> _WHAT YOU SHOULD DO_
Copy all lines below exactly as written. Leave pictures out.

>> Begin DATA PROVIDED

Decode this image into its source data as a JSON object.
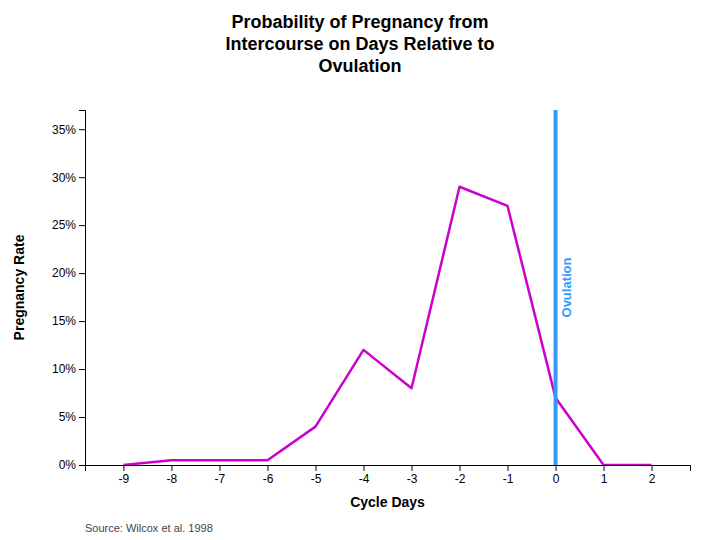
{
  "chart_data": {
    "type": "line",
    "title": "Probability of Pregnancy from\nIntercourse on Days Relative to\nOvulation",
    "x_label": "Cycle Days",
    "y_label": "Pregnancy Rate",
    "x": [
      -9,
      -8,
      -7,
      -6,
      -5,
      -4,
      -3,
      -2,
      -1,
      0,
      1,
      2
    ],
    "values": [
      0.0,
      0.005,
      0.005,
      0.005,
      0.04,
      0.12,
      0.08,
      0.29,
      0.27,
      0.07,
      0.0,
      0.0
    ],
    "color": "#CC00CC",
    "xlim": [
      -9.8,
      2.8
    ],
    "xticks": [
      -9,
      -8,
      -7,
      -6,
      -5,
      -4,
      -3,
      -2,
      -1,
      0,
      1,
      2
    ],
    "ylim": [
      0,
      0.37
    ],
    "yticks": [
      {
        "value": 0.0,
        "label": "0%"
      },
      {
        "value": 0.05,
        "label": "5%"
      },
      {
        "value": 0.1,
        "label": "10%"
      },
      {
        "value": 0.15,
        "label": "15%"
      },
      {
        "value": 0.2,
        "label": "20%"
      },
      {
        "value": 0.25,
        "label": "25%"
      },
      {
        "value": 0.3,
        "label": "30%"
      },
      {
        "value": 0.35,
        "label": "35%"
      }
    ],
    "grid": false,
    "annotations": [
      {
        "type": "vline",
        "x": 0,
        "text": "Ovulation",
        "color": "#3399FF"
      }
    ],
    "source": "Source: Wilcox et al. 1998"
  }
}
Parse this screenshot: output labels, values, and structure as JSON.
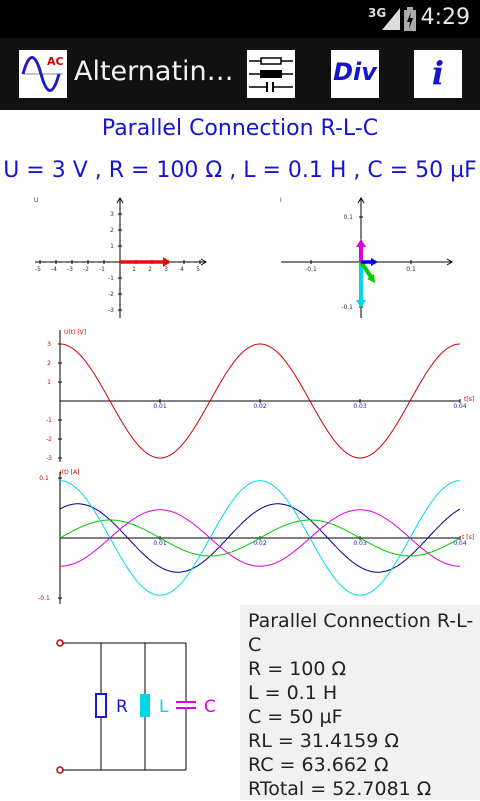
{
  "status_bar": {
    "network": "3G",
    "time": "4:29"
  },
  "app_bar": {
    "title": "Alternatin…",
    "logo_text": "AC",
    "div_button_label": "Div",
    "info_button_label": "i"
  },
  "main_title": "Parallel Connection R-L-C",
  "parameters": "U = 3 V , R = 100 Ω , L = 0.1 H , C = 50 µF",
  "phasor_u": {
    "label": "U",
    "x_ticks": [
      "-5",
      "-4",
      "-3",
      "-2",
      "-1",
      "1",
      "2",
      "3",
      "4",
      "5"
    ],
    "y_ticks": [
      "3",
      "2",
      "1",
      "-1",
      "-2",
      "-3"
    ]
  },
  "phasor_i": {
    "label": "I",
    "x_ticks": [
      "-0.1",
      "0.1"
    ],
    "y_ticks": [
      "0.1",
      "-0.1"
    ]
  },
  "voltage_plot": {
    "ylabel": "U(t) [V]",
    "xlabel": "t[s]",
    "y_ticks": [
      "3",
      "2",
      "1",
      "-1",
      "-2",
      "-3"
    ],
    "x_ticks": [
      "0.01",
      "0.02",
      "0.03",
      "0.04"
    ]
  },
  "current_plot": {
    "ylabel": "I(t) [A]",
    "xlabel": "t [s]",
    "y_ticks": [
      "0.1",
      "-0.1"
    ],
    "x_ticks": [
      "0.01",
      "0.02",
      "0.03",
      "0.04"
    ]
  },
  "circuit": {
    "r_label": "R",
    "l_label": "L",
    "c_label": "C"
  },
  "info": [
    "Parallel Connection R-L-",
    "C",
    "R = 100 Ω",
    "L = 0.1 H",
    "C = 50 µF",
    "RL = 31.4159 Ω",
    "RC = 63.662 Ω",
    "RTotal = 52.7081 Ω"
  ],
  "colors": {
    "title_blue": "#1515d0",
    "voltage": "#d00000",
    "current_total": "#00008b",
    "current_r": "#00cc00",
    "current_l": "#00d8e8",
    "current_c": "#dd00dd"
  },
  "chart_data": [
    {
      "type": "line",
      "ylabel": "U(t) [V]",
      "xlabel": "t[s]",
      "xlim": [
        0,
        0.04
      ],
      "ylim": [
        -3,
        3
      ],
      "series": [
        {
          "function": "u(t) = 3·cos(2π·50·t)",
          "amplitude": 3,
          "frequency_hz": 50,
          "phase_deg": 0
        }
      ]
    },
    {
      "type": "line",
      "ylabel": "I(t) [A]",
      "xlabel": "t [s]",
      "xlim": [
        0,
        0.04
      ],
      "ylim": [
        -0.1,
        0.1
      ],
      "series": [
        {
          "amplitude": 0.057,
          "frequency_hz": 50,
          "phase_deg": 58
        },
        {
          "amplitude": 0.03,
          "frequency_hz": 50,
          "phase_deg": 0
        },
        {
          "amplitude": 0.0955,
          "frequency_hz": 50,
          "phase_deg": 90
        },
        {
          "amplitude": 0.0471,
          "frequency_hz": 50,
          "phase_deg": -90
        }
      ]
    }
  ]
}
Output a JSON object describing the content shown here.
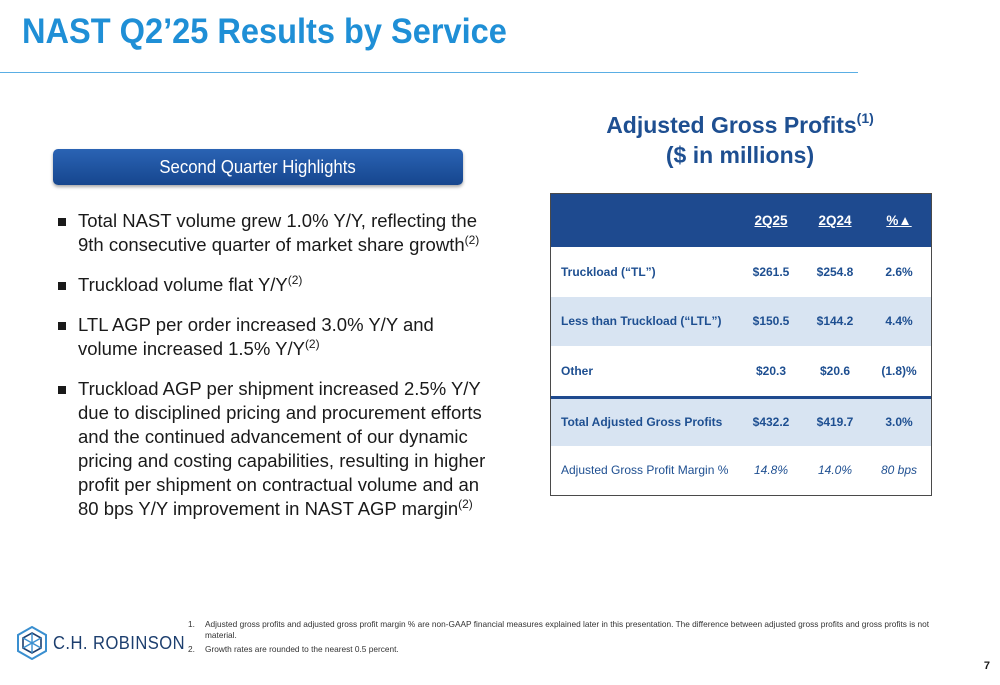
{
  "header": {
    "title": "NAST Q2’25 Results by Service"
  },
  "highlights": {
    "banner": "Second Quarter Highlights",
    "bullets": [
      {
        "text": "Total NAST volume grew 1.0% Y/Y, reflecting the 9th consecutive quarter of market share growth",
        "note": "(2)"
      },
      {
        "text": "Truckload volume flat Y/Y",
        "note": "(2)"
      },
      {
        "text": "LTL AGP per order increased 3.0% Y/Y and volume increased 1.5% Y/Y",
        "note": "(2)"
      },
      {
        "text": "Truckload AGP per shipment increased 2.5% Y/Y due to disciplined pricing and procurement efforts and the continued advancement of our dynamic pricing and costing capabilities, resulting in higher profit per shipment on contractual volume and an 80 bps Y/Y improvement in NAST AGP margin",
        "note": "(2)"
      }
    ]
  },
  "table": {
    "title_line1": "Adjusted Gross Profits",
    "title_note": "(1)",
    "title_line2": "($ in millions)",
    "headers": [
      "",
      "2Q25",
      "2Q24",
      "%▲"
    ],
    "rows": [
      {
        "label": "Truckload (“TL”)",
        "values": [
          "$261.5",
          "$254.8",
          "2.6%"
        ]
      },
      {
        "label": "Less than Truckload (“LTL”)",
        "values": [
          "$150.5",
          "$144.2",
          "4.4%"
        ]
      },
      {
        "label": "Other",
        "values": [
          "$20.3",
          "$20.6",
          "(1.8)%"
        ]
      },
      {
        "label": "Total Adjusted Gross Profits",
        "values": [
          "$432.2",
          "$419.7",
          "3.0%"
        ]
      },
      {
        "label": "Adjusted Gross Profit Margin %",
        "values": [
          "14.8%",
          "14.0%",
          "80 bps"
        ]
      }
    ]
  },
  "footnotes": [
    {
      "num": "1.",
      "text": "Adjusted gross profits and adjusted gross profit margin % are non-GAAP financial measures explained later in this presentation. The difference between adjusted gross profits and gross profits is not material."
    },
    {
      "num": "2.",
      "text": "Growth rates are rounded to the nearest 0.5 percent."
    }
  ],
  "logo": {
    "text": "C.H. ROBINSON",
    "icon": "chr-cube-logo-icon"
  },
  "page_number": "7",
  "colors": {
    "title_blue": "#1f8fd6",
    "navy": "#1e4a8f",
    "row_shade": "#d8e4f2"
  }
}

>> End DATA PROVIDED

> _SOLUTION TO THE EXERCISE_
Decode this image into its source data as a JSON object.
{
  "chart_data": {
    "type": "line",
    "title": "Probability of Pregnancy from\nIntercourse on Days Relative to\nOvulation",
    "x_label": "Cycle Days",
    "y_label": "Pregnancy Rate",
    "x": [
      -9,
      -8,
      -7,
      -6,
      -5,
      -4,
      -3,
      -2,
      -1,
      0,
      1,
      2
    ],
    "values": [
      0.0,
      0.005,
      0.005,
      0.005,
      0.04,
      0.12,
      0.08,
      0.29,
      0.27,
      0.07,
      0.0,
      0.0
    ],
    "color": "#CC00CC",
    "xlim": [
      -9.8,
      2.8
    ],
    "xticks": [
      -9,
      -8,
      -7,
      -6,
      -5,
      -4,
      -3,
      -2,
      -1,
      0,
      1,
      2
    ],
    "ylim": [
      0,
      0.37
    ],
    "yticks": [
      {
        "value": 0.0,
        "label": "0%"
      },
      {
        "value": 0.05,
        "label": "5%"
      },
      {
        "value": 0.1,
        "label": "10%"
      },
      {
        "value": 0.15,
        "label": "15%"
      },
      {
        "value": 0.2,
        "label": "20%"
      },
      {
        "value": 0.25,
        "label": "25%"
      },
      {
        "value": 0.3,
        "label": "30%"
      },
      {
        "value": 0.35,
        "label": "35%"
      }
    ],
    "grid": false,
    "annotations": [
      {
        "type": "vline",
        "x": 0,
        "text": "Ovulation",
        "color": "#3399FF"
      }
    ],
    "source": "Source: Wilcox et al. 1998"
  }
}
Parse this screenshot: output labels, values, and structure as JSON.
{
  "status_bar": {
    "network": "3G",
    "time": "4:29"
  },
  "app_bar": {
    "title": "Alternatin…",
    "logo_text": "AC",
    "div_button_label": "Div",
    "info_button_label": "i"
  },
  "main_title": "Parallel Connection R-L-C",
  "parameters": "U = 3 V , R = 100 Ω , L = 0.1 H , C = 50 µF",
  "phasor_u": {
    "label": "U",
    "x_ticks": [
      "-5",
      "-4",
      "-3",
      "-2",
      "-1",
      "1",
      "2",
      "3",
      "4",
      "5"
    ],
    "y_ticks": [
      "3",
      "2",
      "1",
      "-1",
      "-2",
      "-3"
    ]
  },
  "phasor_i": {
    "label": "I",
    "x_ticks": [
      "-0.1",
      "0.1"
    ],
    "y_ticks": [
      "0.1",
      "-0.1"
    ]
  },
  "voltage_plot": {
    "ylabel": "U(t) [V]",
    "xlabel": "t[s]",
    "y_ticks": [
      "3",
      "2",
      "1",
      "-1",
      "-2",
      "-3"
    ],
    "x_ticks": [
      "0.01",
      "0.02",
      "0.03",
      "0.04"
    ]
  },
  "current_plot": {
    "ylabel": "I(t) [A]",
    "xlabel": "t [s]",
    "y_ticks": [
      "0.1",
      "-0.1"
    ],
    "x_ticks": [
      "0.01",
      "0.02",
      "0.03",
      "0.04"
    ]
  },
  "circuit": {
    "r_label": "R",
    "l_label": "L",
    "c_label": "C"
  },
  "info": [
    "Parallel Connection R-L-",
    "C",
    "R = 100 Ω",
    "L = 0.1 H",
    "C = 50 µF",
    "RL = 31.4159 Ω",
    "RC = 63.662 Ω",
    "RTotal = 52.7081 Ω"
  ],
  "colors": {
    "title_blue": "#1515d0",
    "voltage": "#d00000",
    "current_total": "#00008b",
    "current_r": "#00cc00",
    "current_l": "#00d8e8",
    "current_c": "#dd00dd"
  },
  "chart_data": [
    {
      "type": "line",
      "ylabel": "U(t) [V]",
      "xlabel": "t[s]",
      "xlim": [
        0,
        0.04
      ],
      "ylim": [
        -3,
        3
      ],
      "series": [
        {
          "function": "u(t) = 3·cos(2π·50·t)",
          "amplitude": 3,
          "frequency_hz": 50,
          "phase_deg": 0
        }
      ]
    },
    {
      "type": "line",
      "ylabel": "I(t) [A]",
      "xlabel": "t [s]",
      "xlim": [
        0,
        0.04
      ],
      "ylim": [
        -0.1,
        0.1
      ],
      "series": [
        {
          "amplitude": 0.057,
          "frequency_hz": 50,
          "phase_deg": 58
        },
        {
          "amplitude": 0.03,
          "frequency_hz": 50,
          "phase_deg": 0
        },
        {
          "amplitude": 0.0955,
          "frequency_hz": 50,
          "phase_deg": 90
        },
        {
          "amplitude": 0.0471,
          "frequency_hz": 50,
          "phase_deg": -90
        }
      ]
    }
  ]
}
Output a JSON object describing the content shown here.
{
  "header": {
    "title": "NAST Q2’25 Results by Service"
  },
  "highlights": {
    "banner": "Second Quarter Highlights",
    "bullets": [
      {
        "text": "Total NAST volume grew 1.0% Y/Y, reflecting the 9th consecutive quarter of market share growth",
        "note": "(2)"
      },
      {
        "text": "Truckload volume flat Y/Y",
        "note": "(2)"
      },
      {
        "text": "LTL AGP per order increased 3.0% Y/Y and volume increased 1.5% Y/Y",
        "note": "(2)"
      },
      {
        "text": "Truckload AGP per shipment increased 2.5% Y/Y due to disciplined pricing and procurement efforts and the continued advancement of our dynamic pricing and costing capabilities, resulting in higher profit per shipment on contractual volume and an 80 bps Y/Y improvement in NAST AGP margin",
        "note": "(2)"
      }
    ]
  },
  "table": {
    "title_line1": "Adjusted Gross Profits",
    "title_note": "(1)",
    "title_line2": "($ in millions)",
    "headers": [
      "",
      "2Q25",
      "2Q24",
      "%▲"
    ],
    "rows": [
      {
        "label": "Truckload (“TL”)",
        "values": [
          "$261.5",
          "$254.8",
          "2.6%"
        ]
      },
      {
        "label": "Less than Truckload (“LTL”)",
        "values": [
          "$150.5",
          "$144.2",
          "4.4%"
        ]
      },
      {
        "label": "Other",
        "values": [
          "$20.3",
          "$20.6",
          "(1.8)%"
        ]
      },
      {
        "label": "Total Adjusted Gross Profits",
        "values": [
          "$432.2",
          "$419.7",
          "3.0%"
        ]
      },
      {
        "label": "Adjusted Gross Profit Margin %",
        "values": [
          "14.8%",
          "14.0%",
          "80 bps"
        ]
      }
    ]
  },
  "footnotes": [
    {
      "num": "1.",
      "text": "Adjusted gross profits and adjusted gross profit margin % are non-GAAP financial measures explained later in this presentation. The difference between adjusted gross profits and gross profits is not material."
    },
    {
      "num": "2.",
      "text": "Growth rates are rounded to the nearest 0.5 percent."
    }
  ],
  "logo": {
    "text": "C.H. ROBINSON",
    "icon": "chr-cube-logo-icon"
  },
  "page_number": "7",
  "colors": {
    "title_blue": "#1f8fd6",
    "navy": "#1e4a8f",
    "row_shade": "#d8e4f2"
  }
}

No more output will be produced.